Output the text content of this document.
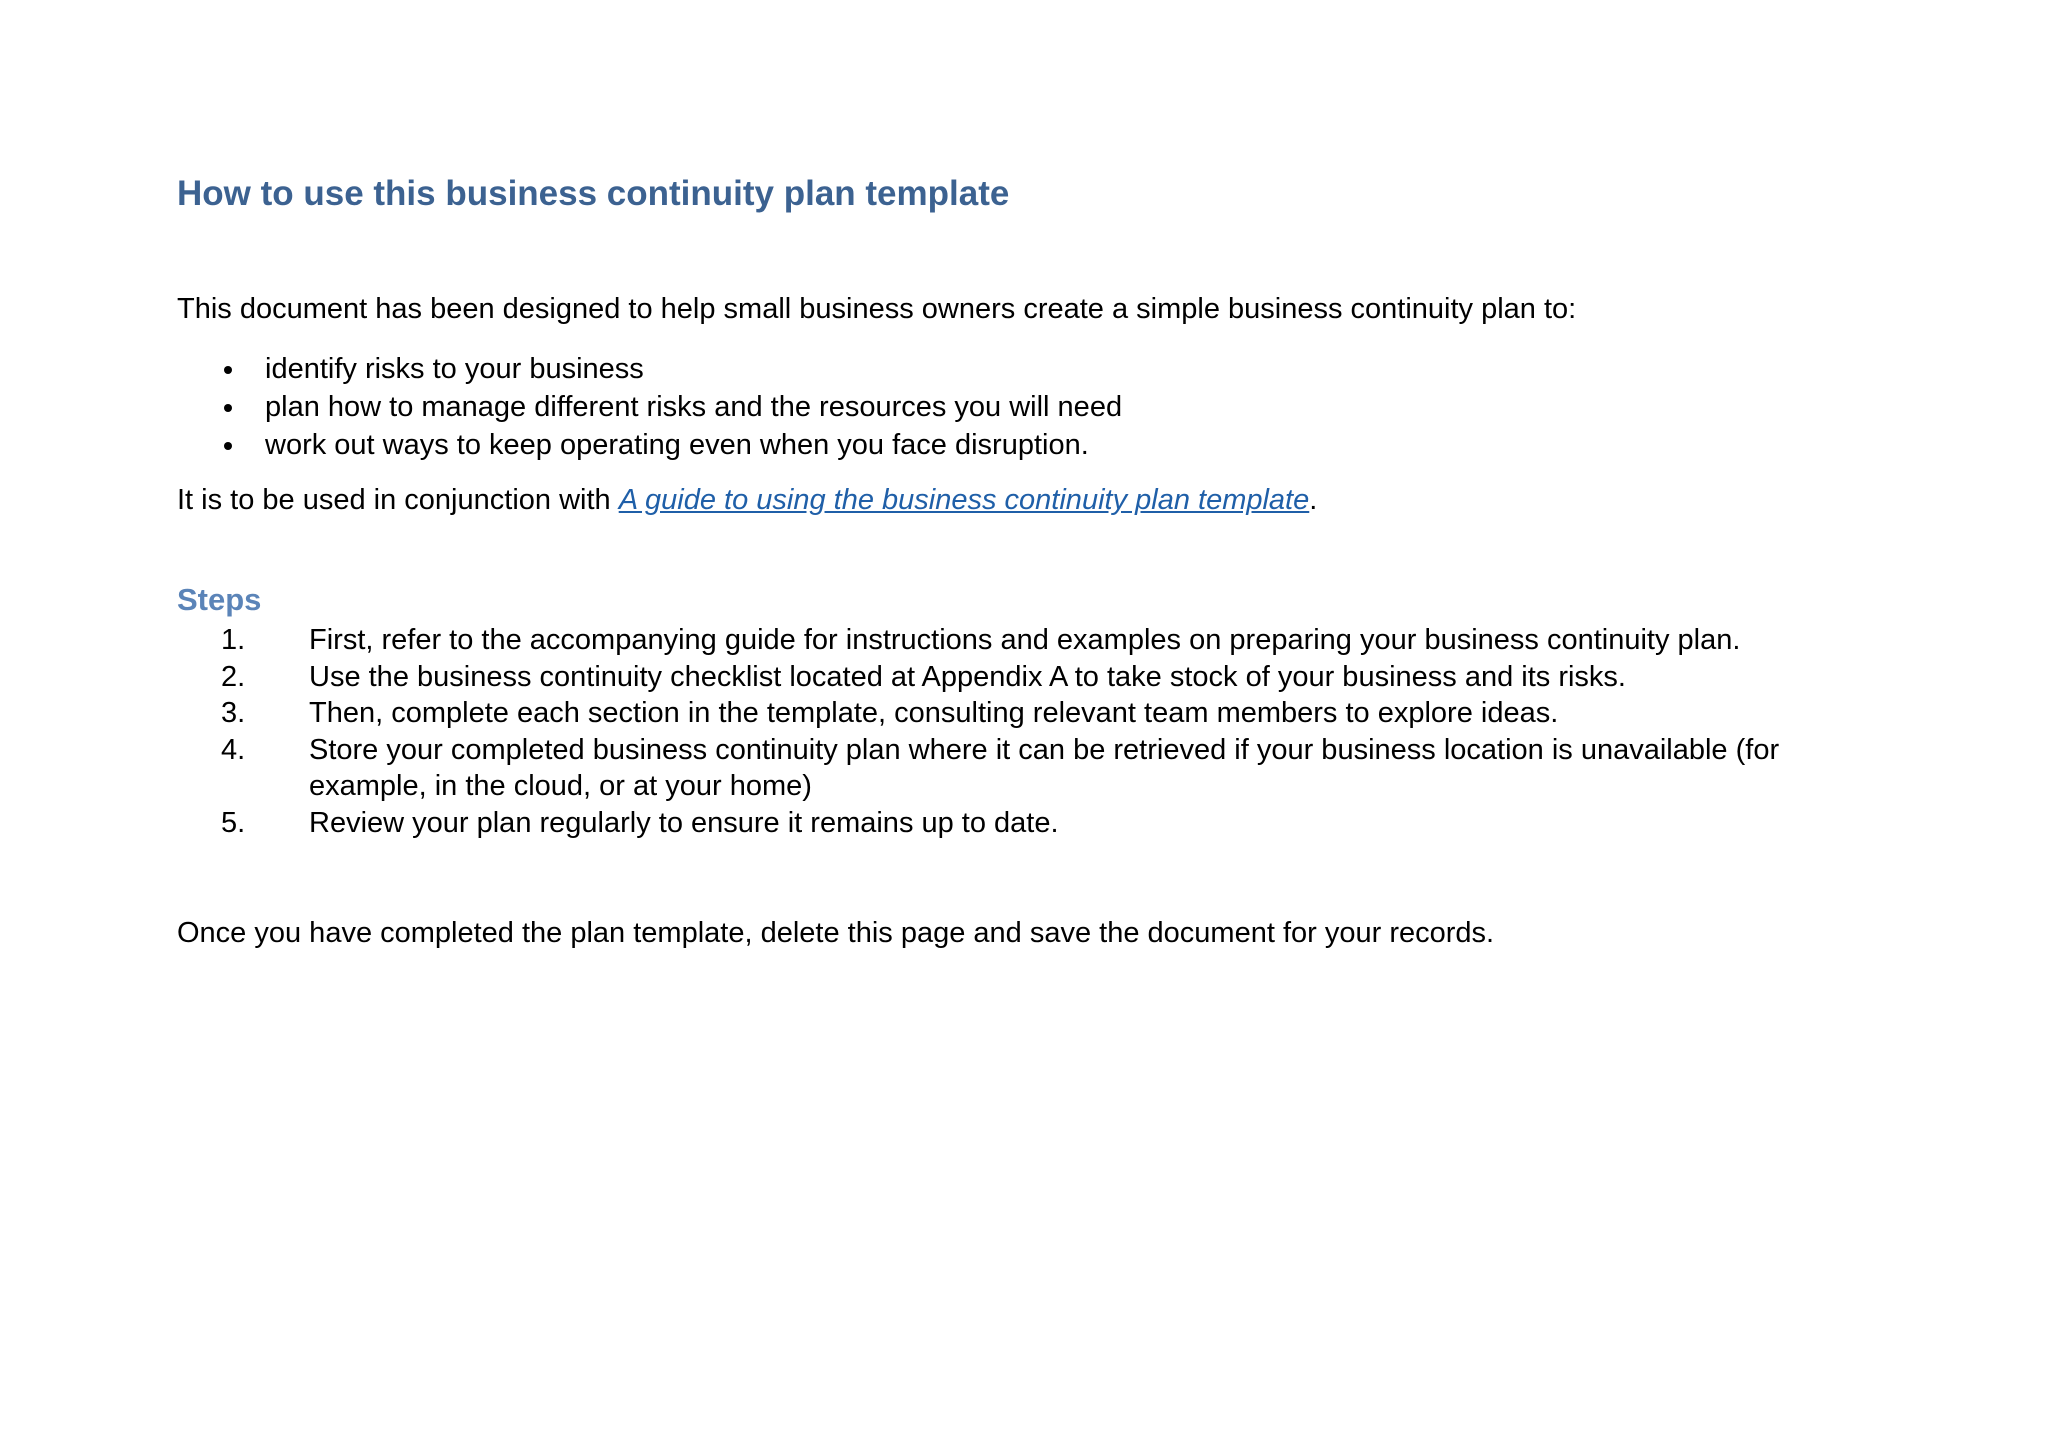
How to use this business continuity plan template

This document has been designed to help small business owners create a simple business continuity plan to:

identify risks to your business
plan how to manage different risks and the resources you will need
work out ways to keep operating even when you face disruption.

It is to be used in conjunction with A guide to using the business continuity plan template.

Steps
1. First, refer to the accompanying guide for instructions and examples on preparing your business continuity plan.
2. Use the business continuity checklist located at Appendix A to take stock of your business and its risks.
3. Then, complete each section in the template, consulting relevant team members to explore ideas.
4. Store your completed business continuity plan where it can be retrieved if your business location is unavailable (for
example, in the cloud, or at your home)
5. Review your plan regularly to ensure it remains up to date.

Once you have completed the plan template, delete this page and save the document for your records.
------------------------------
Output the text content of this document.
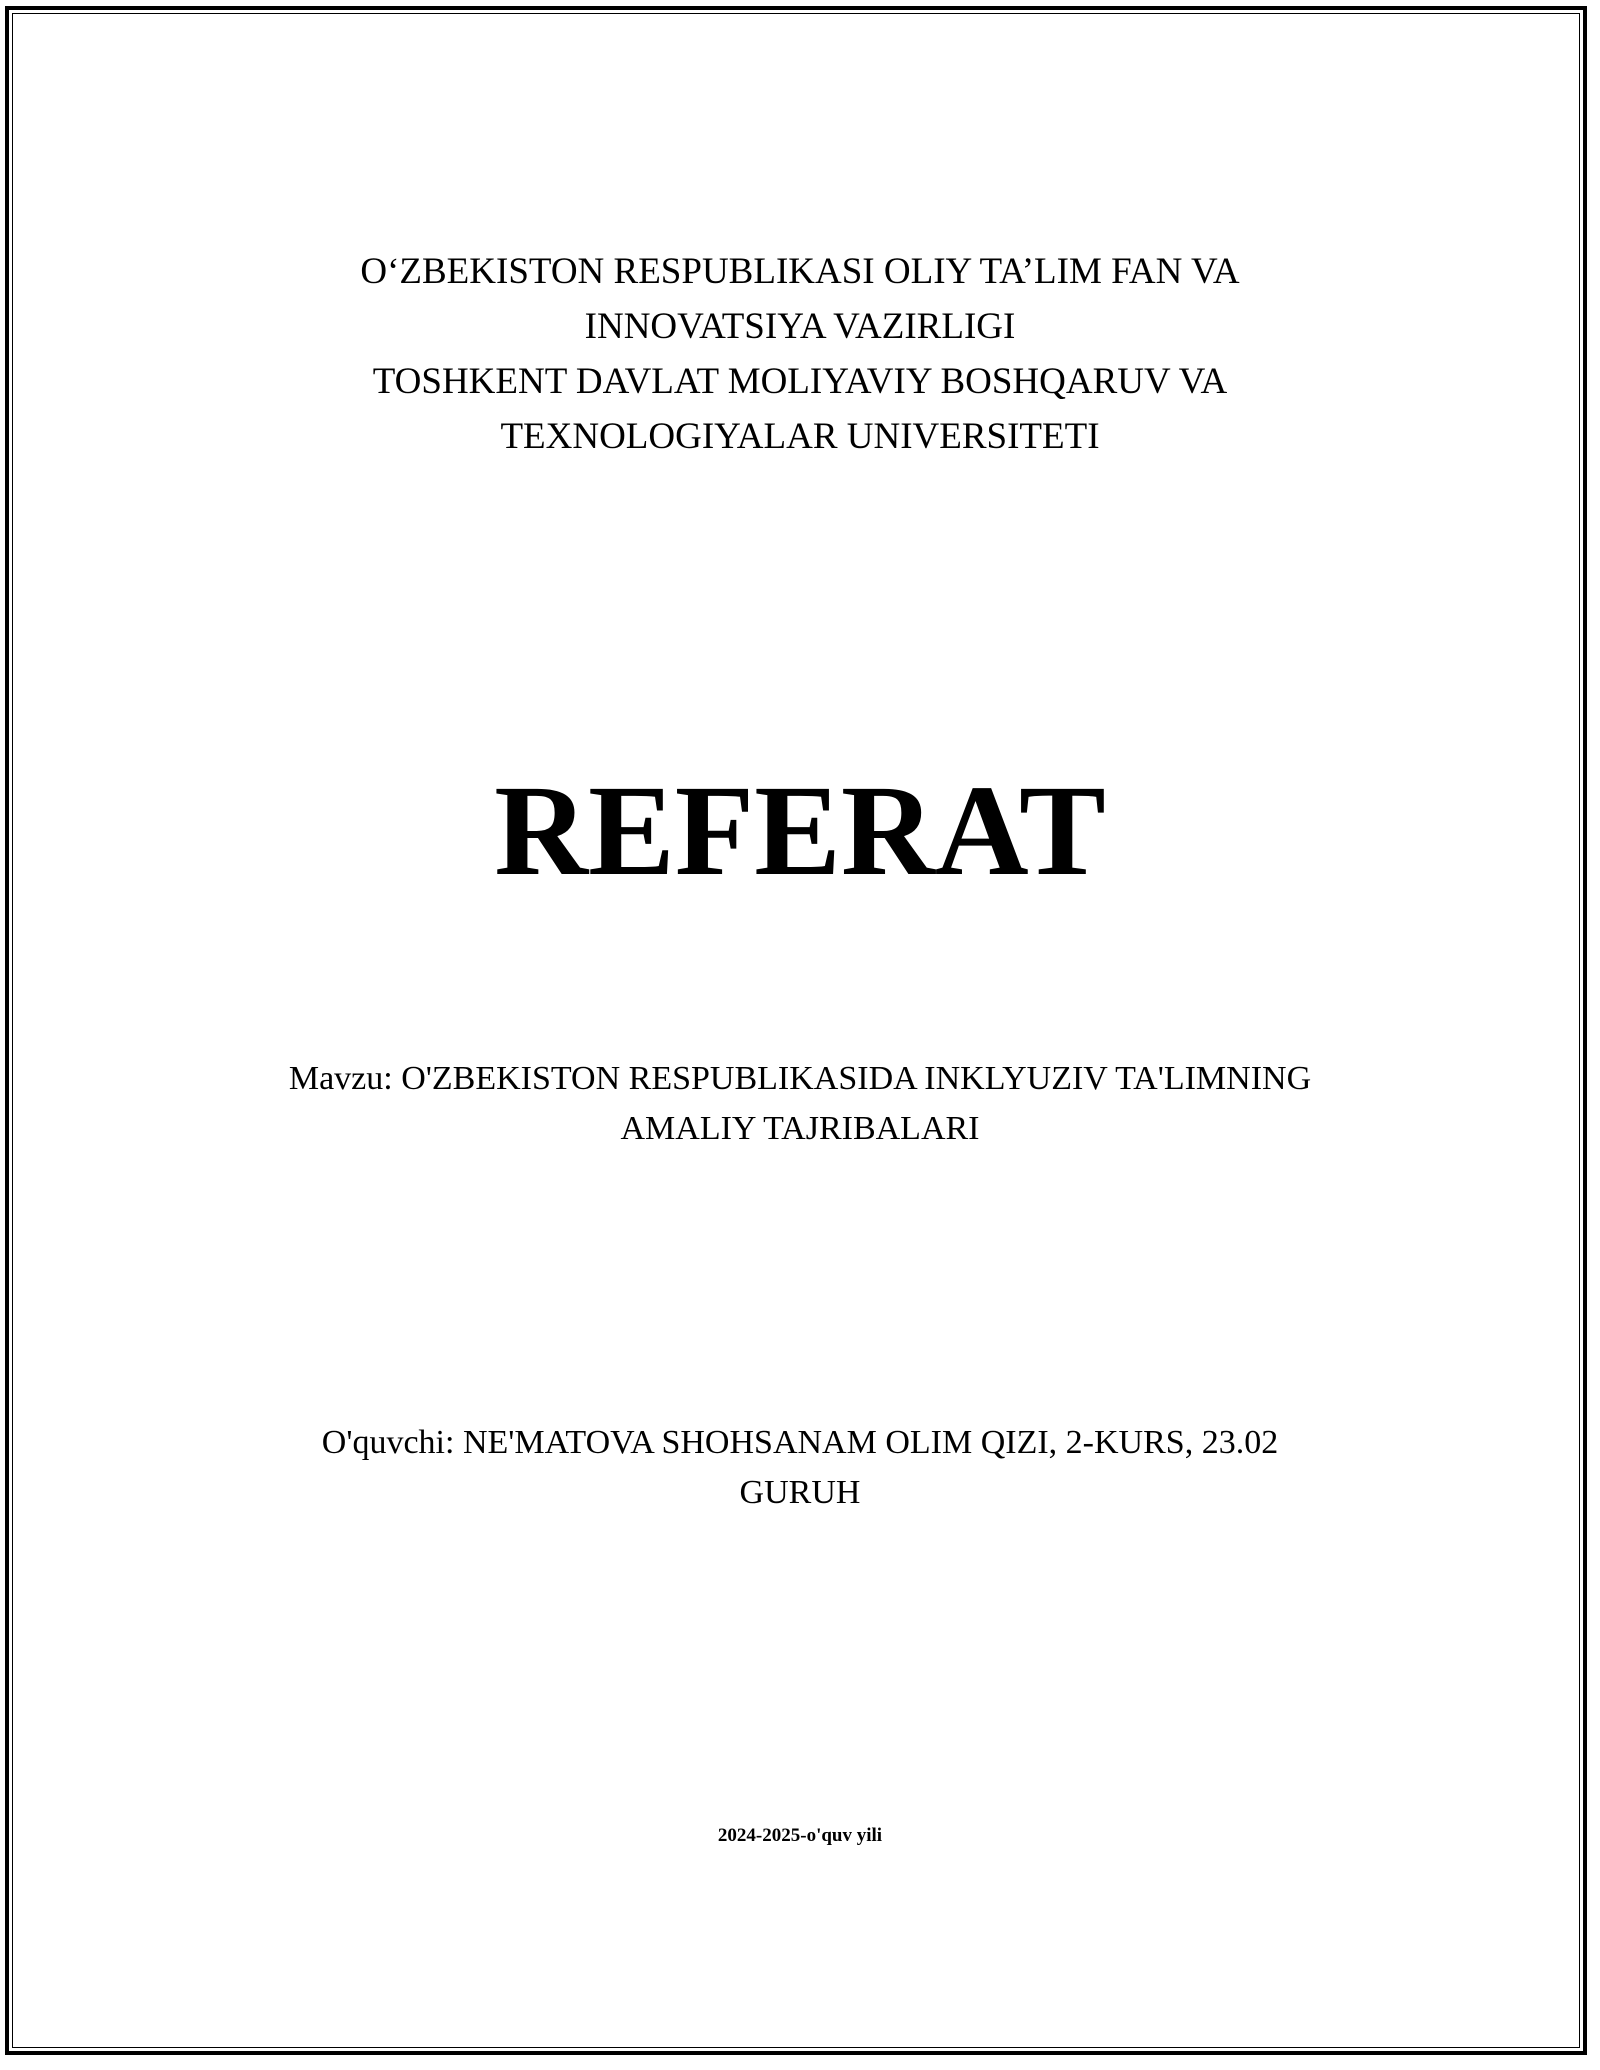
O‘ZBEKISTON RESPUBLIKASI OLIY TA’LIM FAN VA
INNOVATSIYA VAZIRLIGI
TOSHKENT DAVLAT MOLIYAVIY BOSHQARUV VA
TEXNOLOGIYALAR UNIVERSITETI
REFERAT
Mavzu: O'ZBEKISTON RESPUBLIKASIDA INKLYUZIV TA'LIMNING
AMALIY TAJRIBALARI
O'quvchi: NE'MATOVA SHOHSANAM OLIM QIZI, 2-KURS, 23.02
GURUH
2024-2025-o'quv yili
------------------------------
> WRITTEN REQUEST
Using the listing above, work out how many of its lines include "your", and give only the result.

> WRITTEN RESPONSE
7